[Records from a dataset]

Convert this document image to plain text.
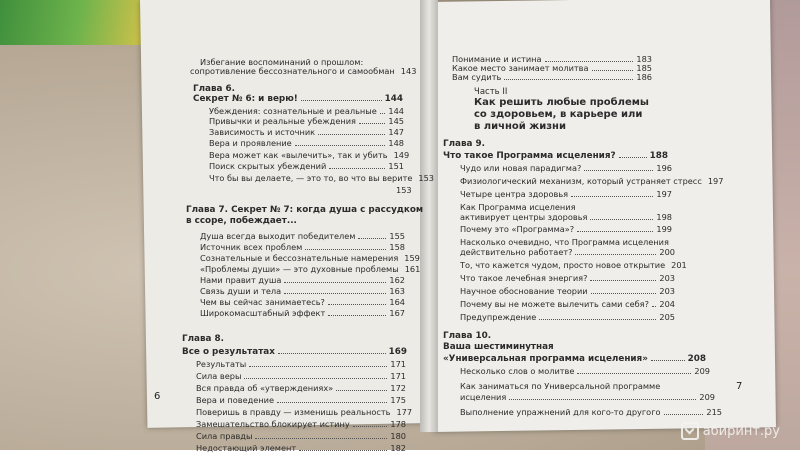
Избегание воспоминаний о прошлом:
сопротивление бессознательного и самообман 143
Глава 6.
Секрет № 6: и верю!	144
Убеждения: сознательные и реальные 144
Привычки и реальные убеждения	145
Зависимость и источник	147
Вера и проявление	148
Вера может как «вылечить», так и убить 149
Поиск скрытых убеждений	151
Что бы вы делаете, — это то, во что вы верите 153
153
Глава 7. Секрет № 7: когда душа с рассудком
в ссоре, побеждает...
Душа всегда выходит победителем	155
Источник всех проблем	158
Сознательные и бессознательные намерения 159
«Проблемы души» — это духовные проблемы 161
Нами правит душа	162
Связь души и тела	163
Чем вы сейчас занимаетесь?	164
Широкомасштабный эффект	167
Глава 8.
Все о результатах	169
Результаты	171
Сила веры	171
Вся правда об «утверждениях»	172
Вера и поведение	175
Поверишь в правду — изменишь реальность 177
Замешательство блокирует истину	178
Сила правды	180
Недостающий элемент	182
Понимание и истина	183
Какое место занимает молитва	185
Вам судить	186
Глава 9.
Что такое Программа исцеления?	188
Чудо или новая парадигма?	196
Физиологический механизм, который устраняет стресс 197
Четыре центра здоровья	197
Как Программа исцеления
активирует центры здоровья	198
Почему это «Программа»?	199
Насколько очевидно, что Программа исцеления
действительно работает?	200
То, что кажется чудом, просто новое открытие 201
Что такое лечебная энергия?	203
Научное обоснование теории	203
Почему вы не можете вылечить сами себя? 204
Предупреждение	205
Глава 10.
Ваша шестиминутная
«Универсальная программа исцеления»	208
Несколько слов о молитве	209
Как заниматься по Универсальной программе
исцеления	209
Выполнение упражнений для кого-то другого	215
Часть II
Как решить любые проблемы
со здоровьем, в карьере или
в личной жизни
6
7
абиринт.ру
==
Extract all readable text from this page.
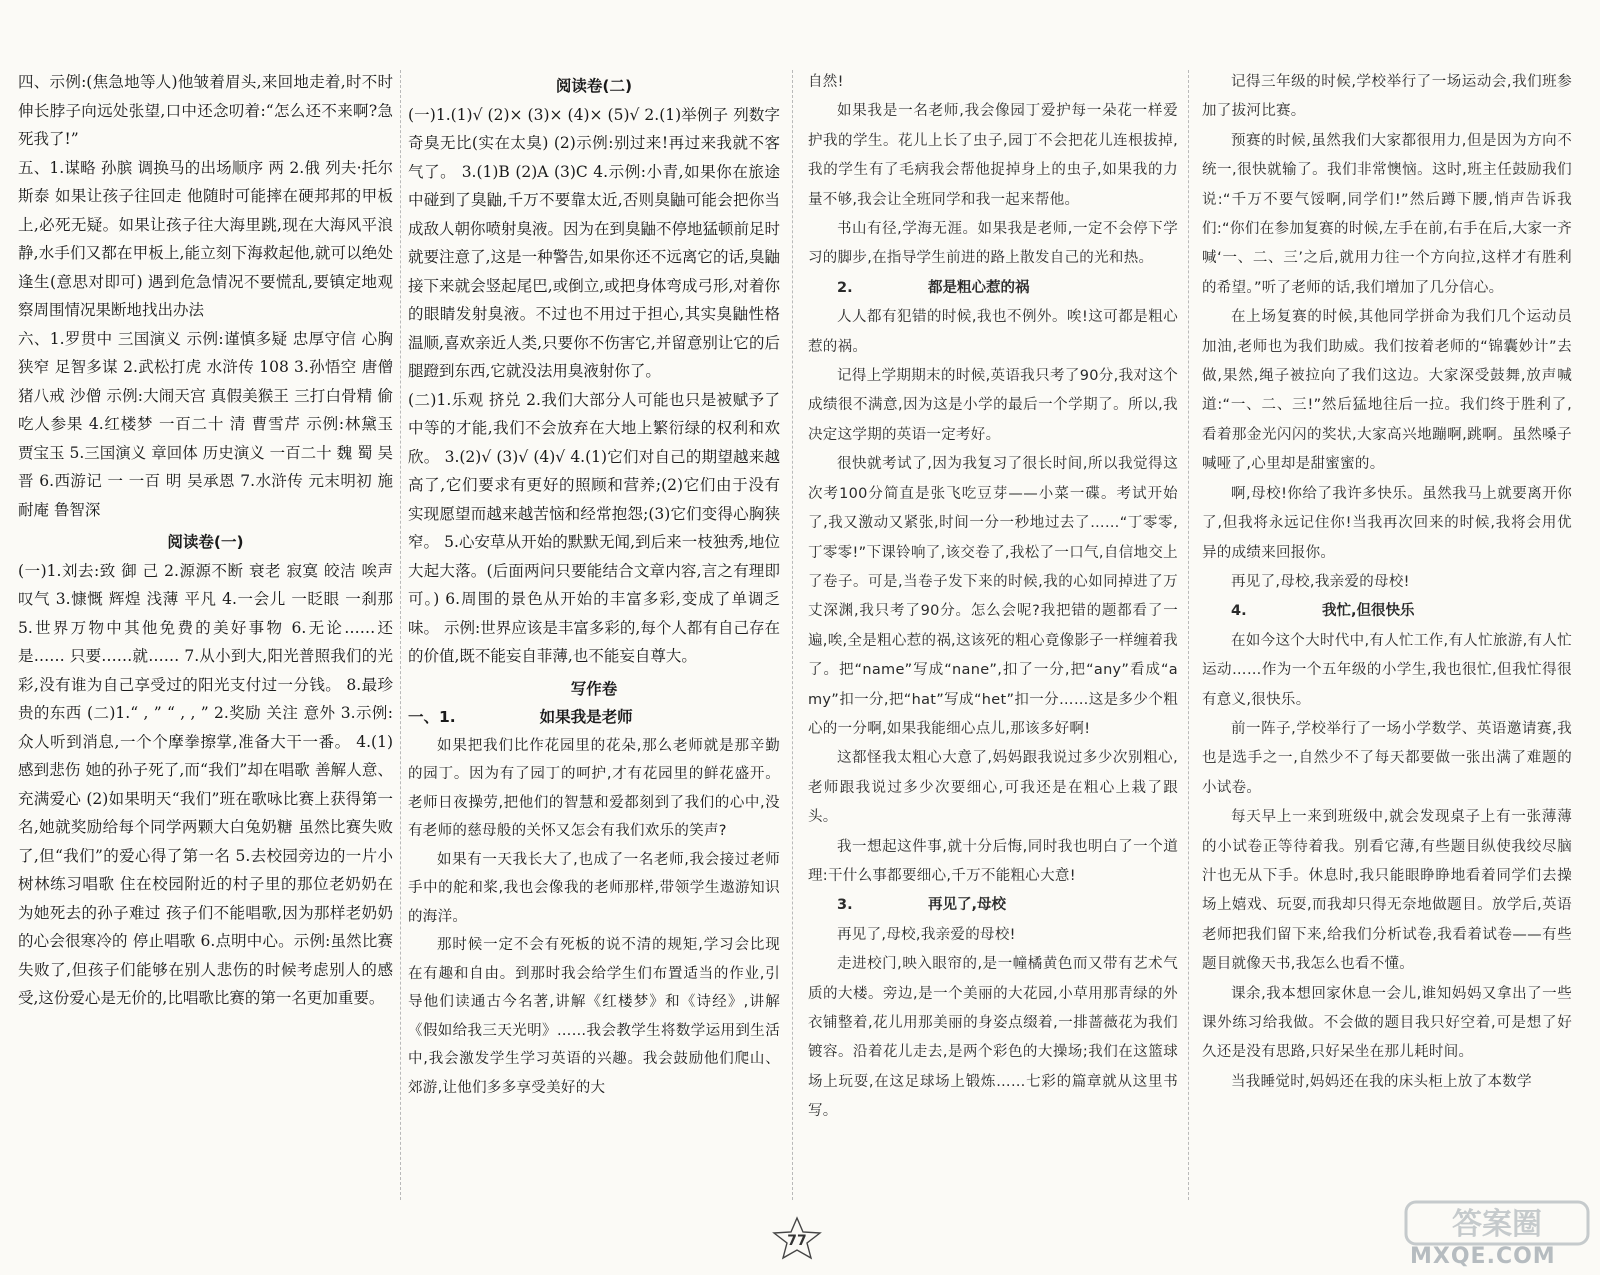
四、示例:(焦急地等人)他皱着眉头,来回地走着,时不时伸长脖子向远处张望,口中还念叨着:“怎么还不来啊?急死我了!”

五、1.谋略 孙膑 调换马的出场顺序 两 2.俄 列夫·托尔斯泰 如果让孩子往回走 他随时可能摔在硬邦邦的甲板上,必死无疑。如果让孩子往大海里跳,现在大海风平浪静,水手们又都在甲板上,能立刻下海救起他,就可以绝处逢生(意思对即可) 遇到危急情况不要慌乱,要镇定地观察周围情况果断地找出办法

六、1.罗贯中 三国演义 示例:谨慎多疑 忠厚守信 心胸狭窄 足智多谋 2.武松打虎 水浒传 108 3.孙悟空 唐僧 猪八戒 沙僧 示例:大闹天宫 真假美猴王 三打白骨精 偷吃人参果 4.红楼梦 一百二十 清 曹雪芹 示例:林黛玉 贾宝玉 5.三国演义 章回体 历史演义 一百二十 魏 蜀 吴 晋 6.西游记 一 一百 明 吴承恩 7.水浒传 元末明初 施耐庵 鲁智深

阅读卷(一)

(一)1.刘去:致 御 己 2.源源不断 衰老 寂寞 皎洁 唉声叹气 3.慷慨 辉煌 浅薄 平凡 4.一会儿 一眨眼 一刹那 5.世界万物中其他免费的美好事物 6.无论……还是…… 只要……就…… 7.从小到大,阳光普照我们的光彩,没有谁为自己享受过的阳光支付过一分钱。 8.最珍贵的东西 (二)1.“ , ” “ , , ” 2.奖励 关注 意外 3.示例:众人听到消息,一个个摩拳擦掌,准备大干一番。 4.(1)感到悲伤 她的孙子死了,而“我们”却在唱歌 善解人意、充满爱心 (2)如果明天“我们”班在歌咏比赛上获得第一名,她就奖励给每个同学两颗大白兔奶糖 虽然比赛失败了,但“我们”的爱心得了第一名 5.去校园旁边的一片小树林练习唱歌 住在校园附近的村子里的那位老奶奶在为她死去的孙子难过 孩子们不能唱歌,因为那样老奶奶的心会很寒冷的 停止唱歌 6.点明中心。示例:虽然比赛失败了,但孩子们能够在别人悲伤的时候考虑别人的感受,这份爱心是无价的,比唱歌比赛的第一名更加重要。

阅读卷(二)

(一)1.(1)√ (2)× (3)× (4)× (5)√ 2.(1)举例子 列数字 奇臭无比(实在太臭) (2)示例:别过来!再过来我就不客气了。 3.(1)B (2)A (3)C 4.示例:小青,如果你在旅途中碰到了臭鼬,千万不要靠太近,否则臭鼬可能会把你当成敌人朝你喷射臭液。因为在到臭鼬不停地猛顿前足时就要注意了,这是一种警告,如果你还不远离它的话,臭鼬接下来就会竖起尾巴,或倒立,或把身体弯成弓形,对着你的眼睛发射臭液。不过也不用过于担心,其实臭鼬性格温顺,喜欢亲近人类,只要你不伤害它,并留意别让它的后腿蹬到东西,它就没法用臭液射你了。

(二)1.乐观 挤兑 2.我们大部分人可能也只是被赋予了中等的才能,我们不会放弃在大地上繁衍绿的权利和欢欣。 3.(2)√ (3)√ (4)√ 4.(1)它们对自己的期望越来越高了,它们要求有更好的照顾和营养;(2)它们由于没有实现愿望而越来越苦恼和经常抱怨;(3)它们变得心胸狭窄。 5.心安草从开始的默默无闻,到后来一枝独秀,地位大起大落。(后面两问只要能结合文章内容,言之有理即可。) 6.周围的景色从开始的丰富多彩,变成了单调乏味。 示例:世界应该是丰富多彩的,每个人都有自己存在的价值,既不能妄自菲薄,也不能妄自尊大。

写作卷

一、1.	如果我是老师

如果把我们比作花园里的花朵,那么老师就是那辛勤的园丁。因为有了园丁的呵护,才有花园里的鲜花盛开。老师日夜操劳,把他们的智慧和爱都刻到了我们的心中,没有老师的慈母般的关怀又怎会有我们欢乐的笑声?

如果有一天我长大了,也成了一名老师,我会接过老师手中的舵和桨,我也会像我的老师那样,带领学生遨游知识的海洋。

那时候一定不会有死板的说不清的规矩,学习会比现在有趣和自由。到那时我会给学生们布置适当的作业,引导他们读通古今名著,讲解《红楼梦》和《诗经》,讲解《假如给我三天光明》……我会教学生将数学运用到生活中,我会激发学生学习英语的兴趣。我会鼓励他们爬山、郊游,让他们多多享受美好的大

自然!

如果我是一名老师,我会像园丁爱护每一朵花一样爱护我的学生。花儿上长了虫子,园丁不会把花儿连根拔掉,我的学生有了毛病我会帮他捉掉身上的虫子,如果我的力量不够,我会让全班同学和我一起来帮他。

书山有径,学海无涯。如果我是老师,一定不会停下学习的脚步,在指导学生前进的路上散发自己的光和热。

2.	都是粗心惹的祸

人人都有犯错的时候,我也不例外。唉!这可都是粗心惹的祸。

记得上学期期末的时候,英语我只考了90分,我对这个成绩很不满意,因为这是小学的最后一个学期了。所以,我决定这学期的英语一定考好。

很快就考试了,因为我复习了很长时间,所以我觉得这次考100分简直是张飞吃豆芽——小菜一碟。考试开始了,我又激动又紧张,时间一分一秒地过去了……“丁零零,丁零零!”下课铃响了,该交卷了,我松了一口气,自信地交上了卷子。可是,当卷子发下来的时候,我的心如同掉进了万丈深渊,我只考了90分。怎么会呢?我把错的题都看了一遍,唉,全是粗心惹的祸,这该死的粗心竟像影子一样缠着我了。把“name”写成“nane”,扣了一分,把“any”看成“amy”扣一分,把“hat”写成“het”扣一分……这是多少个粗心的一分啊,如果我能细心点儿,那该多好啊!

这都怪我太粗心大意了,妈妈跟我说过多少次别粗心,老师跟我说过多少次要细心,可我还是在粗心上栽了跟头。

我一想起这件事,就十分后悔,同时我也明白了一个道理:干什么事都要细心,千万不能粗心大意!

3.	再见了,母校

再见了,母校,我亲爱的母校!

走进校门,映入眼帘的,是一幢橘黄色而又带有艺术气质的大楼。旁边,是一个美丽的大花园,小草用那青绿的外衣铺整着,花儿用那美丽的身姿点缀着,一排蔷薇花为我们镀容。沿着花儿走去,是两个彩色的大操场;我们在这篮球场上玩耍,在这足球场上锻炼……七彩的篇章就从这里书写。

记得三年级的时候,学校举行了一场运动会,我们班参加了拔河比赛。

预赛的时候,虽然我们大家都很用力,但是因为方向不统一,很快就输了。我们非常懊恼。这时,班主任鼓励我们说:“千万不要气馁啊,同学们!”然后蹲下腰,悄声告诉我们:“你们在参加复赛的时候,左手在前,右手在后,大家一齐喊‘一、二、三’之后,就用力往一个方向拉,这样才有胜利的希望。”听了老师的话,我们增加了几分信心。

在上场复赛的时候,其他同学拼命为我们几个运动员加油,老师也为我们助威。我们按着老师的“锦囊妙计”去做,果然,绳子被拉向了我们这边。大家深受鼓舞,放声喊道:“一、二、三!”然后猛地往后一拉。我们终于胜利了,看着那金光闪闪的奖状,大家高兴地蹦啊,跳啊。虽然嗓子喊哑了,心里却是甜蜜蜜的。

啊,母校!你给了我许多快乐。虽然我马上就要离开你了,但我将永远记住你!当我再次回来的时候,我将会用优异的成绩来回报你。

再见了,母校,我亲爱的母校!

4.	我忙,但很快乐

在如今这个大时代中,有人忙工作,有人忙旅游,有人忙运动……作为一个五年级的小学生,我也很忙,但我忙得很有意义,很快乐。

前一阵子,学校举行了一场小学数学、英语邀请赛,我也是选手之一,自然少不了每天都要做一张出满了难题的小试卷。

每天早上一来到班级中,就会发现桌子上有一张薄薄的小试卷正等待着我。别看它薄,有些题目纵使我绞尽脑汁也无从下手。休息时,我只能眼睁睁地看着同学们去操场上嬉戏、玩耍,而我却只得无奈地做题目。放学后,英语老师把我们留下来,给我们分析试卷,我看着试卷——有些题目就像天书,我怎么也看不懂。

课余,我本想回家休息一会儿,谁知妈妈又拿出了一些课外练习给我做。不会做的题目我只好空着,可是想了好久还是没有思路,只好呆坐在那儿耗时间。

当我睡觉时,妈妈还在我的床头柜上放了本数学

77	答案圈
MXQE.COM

[What is needed]: Using the listing, copy every line where the word "проблемы" shows up.

[Expected answer]:
«Проблемы души» — это духовные проблемы 161
Как решить любые проблемы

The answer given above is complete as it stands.